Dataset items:

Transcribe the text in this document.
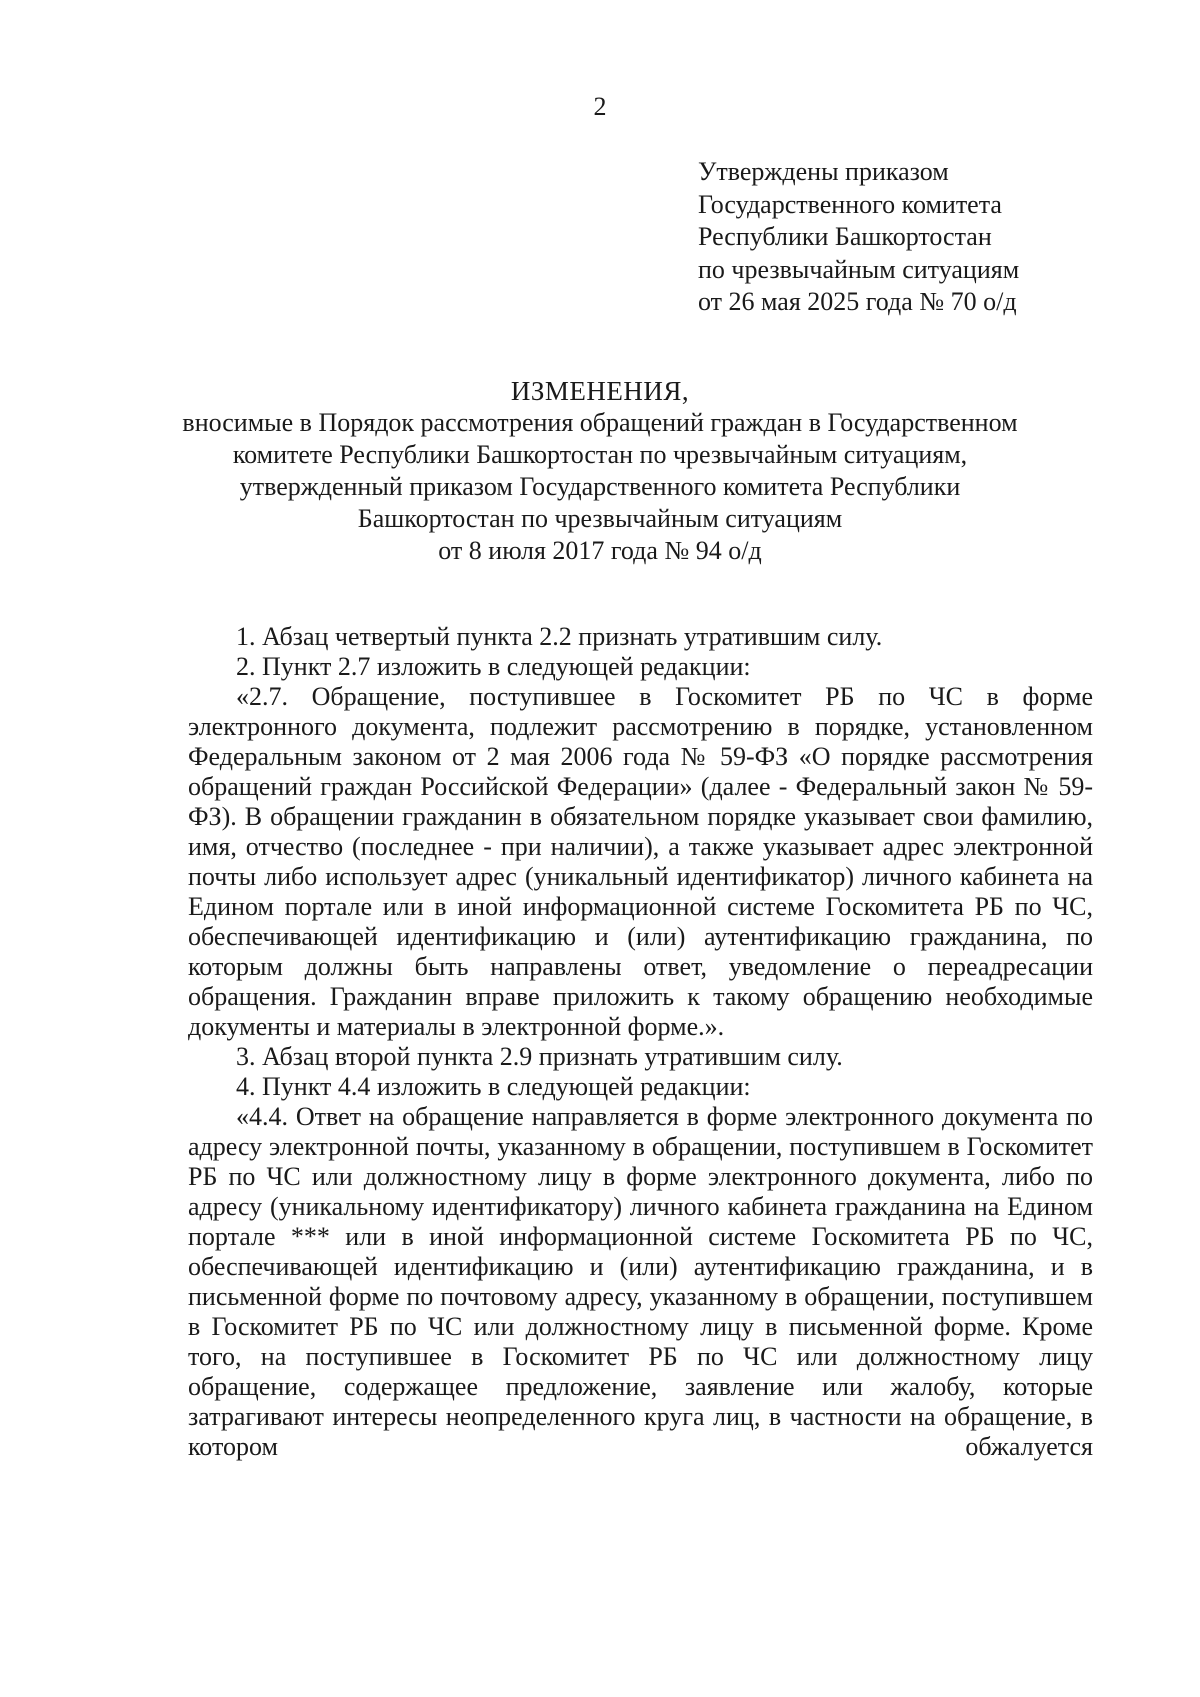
2
Утверждены приказом
Государственного комитета
Республики Башкортостан
по чрезвычайным ситуациям
от 26 мая 2025 года № 70 о/д
ИЗМЕНЕНИЯ,
вносимые в Порядок рассмотрения обращений граждан в Государственном
комитете Республики Башкортостан по чрезвычайным ситуациям,
утвержденный приказом Государственного комитета Республики
Башкортостан по чрезвычайным ситуациям
от 8 июля 2017 года № 94 о/д

1. Абзац четвертый пункта 2.2 признать утратившим силу.

2. Пункт 2.7 изложить в следующей редакции:

«2.7. Обращение, поступившее в Госкомитет РБ по ЧС в форме электронного документа, подлежит рассмотрению в порядке, установленном Федеральным законом от 2 мая 2006 года № 59-ФЗ «О порядке рассмотрения обращений граждан Российской Федерации» (далее - Федеральный закон № 59-ФЗ). В обращении гражданин в обязательном порядке указывает свои фамилию, имя, отчество (последнее - при наличии), а также указывает адрес электронной почты либо использует адрес (уникальный идентификатор) личного кабинета на Едином портале или в иной информационной системе Госкомитета РБ по ЧС, обеспечивающей идентификацию и (или) аутентификацию гражданина, по которым должны быть направлены ответ, уведомление о переадресации обращения. Гражданин вправе приложить к такому обращению необходимые документы и материалы в электронной форме.».

3. Абзац второй пункта 2.9 признать утратившим силу.

4. Пункт 4.4 изложить в следующей редакции:

«4.4. Ответ на обращение направляется в форме электронного документа по адресу электронной почты, указанному в обращении, поступившем в Госкомитет РБ по ЧС или должностному лицу в форме электронного документа, либо по адресу (уникальному идентификатору) личного кабинета гражданина на Едином портале *** или в иной информационной системе Госкомитета РБ по ЧС, обеспечивающей идентификацию и (или) аутентификацию гражданина, и в письменной форме по почтовому адресу, указанному в обращении, поступившем в Госкомитет РБ по ЧС или должностному лицу в письменной форме. Кроме того, на поступившее в Госкомитет РБ по ЧС или должностному лицу обращение, содержащее предложение, заявление или жалобу, которые затрагивают интересы неопределенного круга лиц, в частности на обращение, в котором обжалуется
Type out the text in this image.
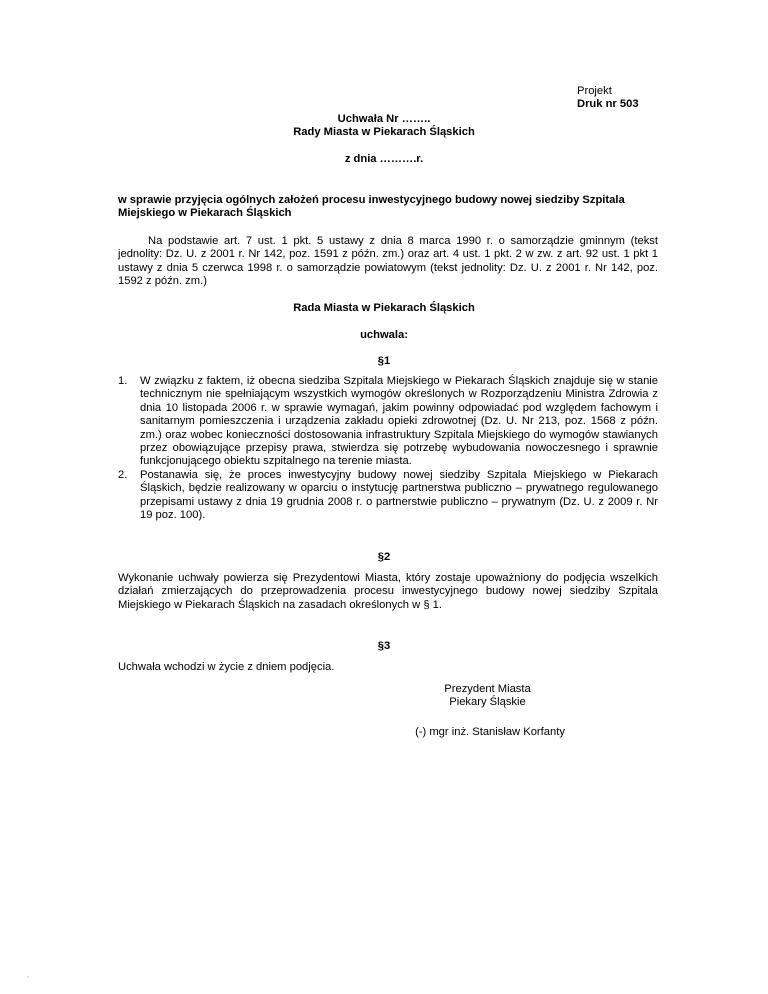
Projekt
Druk nr 503
Uchwała Nr ……..
Rady Miasta w Piekarach Śląskich
z dnia ……….r.
w sprawie przyjęcia ogólnych założeń procesu inwestycyjnego budowy nowej siedziby Szpitala Miejskiego w Piekarach Śląskich
Na podstawie art. 7 ust. 1 pkt. 5 ustawy z dnia 8 marca 1990 r. o samorządzie gminnym (tekst jednolity: Dz. U. z 2001 r. Nr 142, poz. 1591 z późn. zm.) oraz art. 4 ust. 1 pkt. 2 w zw. z art. 92 ust. 1 pkt 1 ustawy z dnia 5 czerwca 1998 r. o samorządzie powiatowym (tekst jednolity: Dz. U. z 2001 r. Nr 142, poz. 1592 z późn. zm.)
Rada Miasta w Piekarach Śląskich
uchwala:
§1
1. W związku z faktem, iż obecna siedziba Szpitala Miejskiego w Piekarach Śląskich znajduje się w stanie technicznym nie spełniającym wszystkich wymogów określonych w Rozporządzeniu Ministra Zdrowia z dnia 10 listopada 2006 r. w sprawie wymagań, jakim powinny odpowiadać pod względem fachowym i sanitarnym pomieszczenia i urządzenia zakładu opieki zdrowotnej (Dz. U. Nr 213, poz. 1568 z późn. zm.) oraz wobec konieczności dostosowania infrastruktury Szpitala Miejskiego do wymogów stawianych przez obowiązujące przepisy prawa, stwierdza się potrzebę wybudowania nowoczesnego i sprawnie funkcjonującego obiektu szpitalnego na terenie miasta.
2. Postanawia się, że proces inwestycyjny budowy nowej siedziby Szpitala Miejskiego w Piekarach Śląskich, będzie realizowany w oparciu o instytucję partnerstwa publiczno – prywatnego regulowanego przepisami ustawy z dnia 19 grudnia 2008 r. o partnerstwie publiczno – prywatnym (Dz. U. z 2009 r. Nr 19 poz. 100).
§2
Wykonanie uchwały powierza się Prezydentowi Miasta, który zostaje upoważniony do podjęcia wszelkich działań zmierzających do przeprowadzenia procesu inwestycyjnego budowy nowej siedziby Szpitala Miejskiego w Piekarach Śląskich na zasadach określonych w § 1.
§3
Uchwała wchodzi w życie z dniem podjęcia.
Prezydent Miasta
Piekary Śląskie
(-) mgr inż. Stanisław Korfanty
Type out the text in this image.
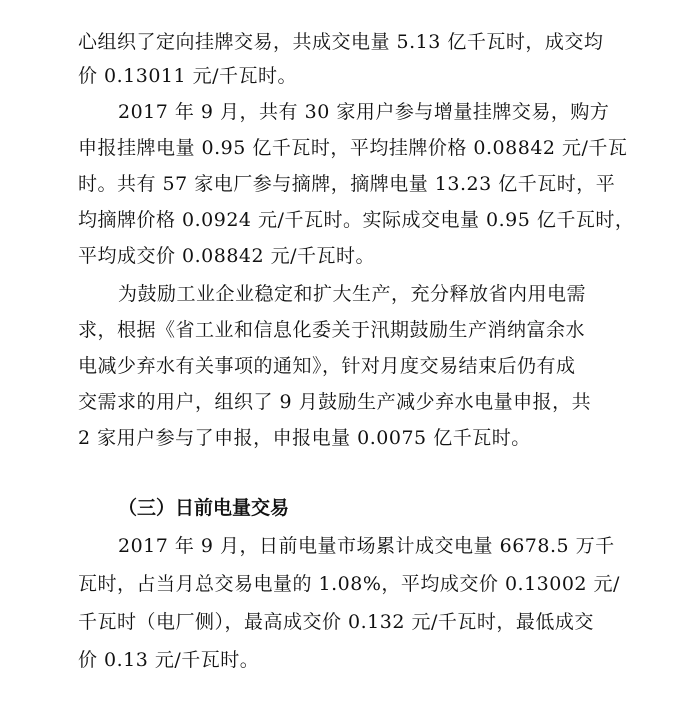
心组织了定向挂牌交易，共成交电量 5.13 亿千瓦时，成交均
价 0.13011 元/千瓦时。
2017 年 9 月，共有 30 家用户参与增量挂牌交易，购方
申报挂牌电量 0.95 亿千瓦时，平均挂牌价格 0.08842 元/千瓦
时。共有 57 家电厂参与摘牌，摘牌电量 13.23 亿千瓦时，平
均摘牌价格 0.0924 元/千瓦时。实际成交电量 0.95 亿千瓦时，
平均成交价 0.08842 元/千瓦时。
为鼓励工业企业稳定和扩大生产，充分释放省内用电需
求，根据《省工业和信息化委关于汛期鼓励生产消纳富余水
电减少弃水有关事项的通知》，针对月度交易结束后仍有成
交需求的用户，组织了 9 月鼓励生产减少弃水电量申报，共
2 家用户参与了申报，申报电量 0.0075 亿千瓦时。
（三）日前电量交易
2017 年 9 月，日前电量市场累计成交电量 6678.5 万千
瓦时，占当月总交易电量的 1.08%，平均成交价 0.13002 元/
千瓦时（电厂侧），最高成交价 0.132 元/千瓦时，最低成交
价 0.13 元/千瓦时。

Stated exercise:
Return all lines containing the word "ситуациям".

Final answer:
по чрезвычайным ситуациям
комитете Республики Башкортостан по чрезвычайным ситуациям,
Башкортостан по чрезвычайным ситуациям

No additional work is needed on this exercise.